(Stored data entries)

— BEGIN —

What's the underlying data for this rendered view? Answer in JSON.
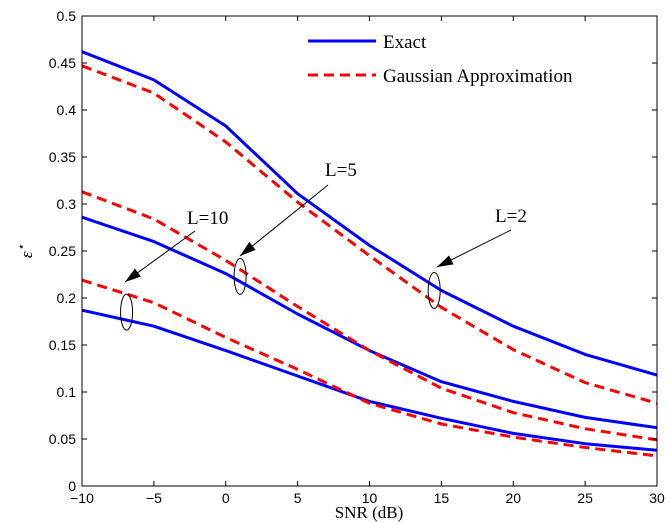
{
  "chart_data": {
    "type": "line",
    "title": "",
    "xlabel": "SNR (dB)",
    "ylabel_base": "ε",
    "ylabel_sup": "⋆",
    "xlim": [
      -10,
      30
    ],
    "ylim": [
      0,
      0.5
    ],
    "xticks": [
      -10,
      -5,
      0,
      5,
      10,
      15,
      20,
      25,
      30
    ],
    "xtick_labels": [
      "−10",
      "−5",
      "0",
      "5",
      "10",
      "15",
      "20",
      "25",
      "30"
    ],
    "yticks": [
      0,
      0.05,
      0.1,
      0.15,
      0.2,
      0.25,
      0.3,
      0.35,
      0.4,
      0.45,
      0.5
    ],
    "ytick_labels": [
      "0",
      "0.05",
      "0.1",
      "0.15",
      "0.2",
      "0.25",
      "0.3",
      "0.35",
      "0.4",
      "0.45",
      "0.5"
    ],
    "grid": false,
    "legend_position": "top-right",
    "legend": [
      {
        "label": "Exact",
        "color": "#0000ff",
        "dash": "solid"
      },
      {
        "label": "Gaussian Approximation",
        "color": "#ff0000",
        "dash": "dashed"
      }
    ],
    "x": [
      -10,
      -5,
      0,
      5,
      10,
      15,
      20,
      25,
      30
    ],
    "series": [
      {
        "group": "L=2",
        "style": "solid",
        "color": "#0000ff",
        "values": [
          0.462,
          0.432,
          0.383,
          0.311,
          0.256,
          0.208,
          0.17,
          0.14,
          0.118
        ]
      },
      {
        "group": "L=2",
        "style": "dashed",
        "color": "#ff0000",
        "values": [
          0.447,
          0.418,
          0.366,
          0.302,
          0.245,
          0.19,
          0.145,
          0.11,
          0.088
        ]
      },
      {
        "group": "L=5",
        "style": "solid",
        "color": "#0000ff",
        "values": [
          0.286,
          0.26,
          0.226,
          0.183,
          0.144,
          0.111,
          0.09,
          0.073,
          0.062
        ]
      },
      {
        "group": "L=5",
        "style": "dashed",
        "color": "#ff0000",
        "values": [
          0.313,
          0.284,
          0.24,
          0.191,
          0.144,
          0.104,
          0.078,
          0.061,
          0.049
        ]
      },
      {
        "group": "L=10",
        "style": "solid",
        "color": "#0000ff",
        "values": [
          0.187,
          0.17,
          0.144,
          0.117,
          0.09,
          0.072,
          0.056,
          0.045,
          0.038
        ]
      },
      {
        "group": "L=10",
        "style": "dashed",
        "color": "#ff0000",
        "values": [
          0.219,
          0.195,
          0.158,
          0.124,
          0.088,
          0.066,
          0.052,
          0.041,
          0.032
        ]
      }
    ],
    "annotations": [
      {
        "text": "L=2",
        "ellipse_x": 14.5,
        "ellipse_y": 0.208
      },
      {
        "text": "L=5",
        "ellipse_x": 1.0,
        "ellipse_y": 0.223
      },
      {
        "text": "L=10",
        "ellipse_x": -6.9,
        "ellipse_y": 0.185
      }
    ]
  }
}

— END —

* _Written request_: Leave the pictures out and reproduce all of the records exactly.

* _Problem solution_:
What's the underlying data for this rendered view? Answer in JSON.
{
  "chart_data": {
    "type": "line",
    "title": "",
    "xlabel": "SNR (dB)",
    "ylabel_base": "ε",
    "ylabel_sup": "⋆",
    "xlim": [
      -10,
      30
    ],
    "ylim": [
      0,
      0.5
    ],
    "xticks": [
      -10,
      -5,
      0,
      5,
      10,
      15,
      20,
      25,
      30
    ],
    "xtick_labels": [
      "−10",
      "−5",
      "0",
      "5",
      "10",
      "15",
      "20",
      "25",
      "30"
    ],
    "yticks": [
      0,
      0.05,
      0.1,
      0.15,
      0.2,
      0.25,
      0.3,
      0.35,
      0.4,
      0.45,
      0.5
    ],
    "ytick_labels": [
      "0",
      "0.05",
      "0.1",
      "0.15",
      "0.2",
      "0.25",
      "0.3",
      "0.35",
      "0.4",
      "0.45",
      "0.5"
    ],
    "grid": false,
    "legend_position": "top-right",
    "legend": [
      {
        "label": "Exact",
        "color": "#0000ff",
        "dash": "solid"
      },
      {
        "label": "Gaussian Approximation",
        "color": "#ff0000",
        "dash": "dashed"
      }
    ],
    "x": [
      -10,
      -5,
      0,
      5,
      10,
      15,
      20,
      25,
      30
    ],
    "series": [
      {
        "group": "L=2",
        "style": "solid",
        "color": "#0000ff",
        "values": [
          0.462,
          0.432,
          0.383,
          0.311,
          0.256,
          0.208,
          0.17,
          0.14,
          0.118
        ]
      },
      {
        "group": "L=2",
        "style": "dashed",
        "color": "#ff0000",
        "values": [
          0.447,
          0.418,
          0.366,
          0.302,
          0.245,
          0.19,
          0.145,
          0.11,
          0.088
        ]
      },
      {
        "group": "L=5",
        "style": "solid",
        "color": "#0000ff",
        "values": [
          0.286,
          0.26,
          0.226,
          0.183,
          0.144,
          0.111,
          0.09,
          0.073,
          0.062
        ]
      },
      {
        "group": "L=5",
        "style": "dashed",
        "color": "#ff0000",
        "values": [
          0.313,
          0.284,
          0.24,
          0.191,
          0.144,
          0.104,
          0.078,
          0.061,
          0.049
        ]
      },
      {
        "group": "L=10",
        "style": "solid",
        "color": "#0000ff",
        "values": [
          0.187,
          0.17,
          0.144,
          0.117,
          0.09,
          0.072,
          0.056,
          0.045,
          0.038
        ]
      },
      {
        "group": "L=10",
        "style": "dashed",
        "color": "#ff0000",
        "values": [
          0.219,
          0.195,
          0.158,
          0.124,
          0.088,
          0.066,
          0.052,
          0.041,
          0.032
        ]
      }
    ],
    "annotations": [
      {
        "text": "L=2",
        "ellipse_x": 14.5,
        "ellipse_y": 0.208
      },
      {
        "text": "L=5",
        "ellipse_x": 1.0,
        "ellipse_y": 0.223
      },
      {
        "text": "L=10",
        "ellipse_x": -6.9,
        "ellipse_y": 0.185
      }
    ]
  }
}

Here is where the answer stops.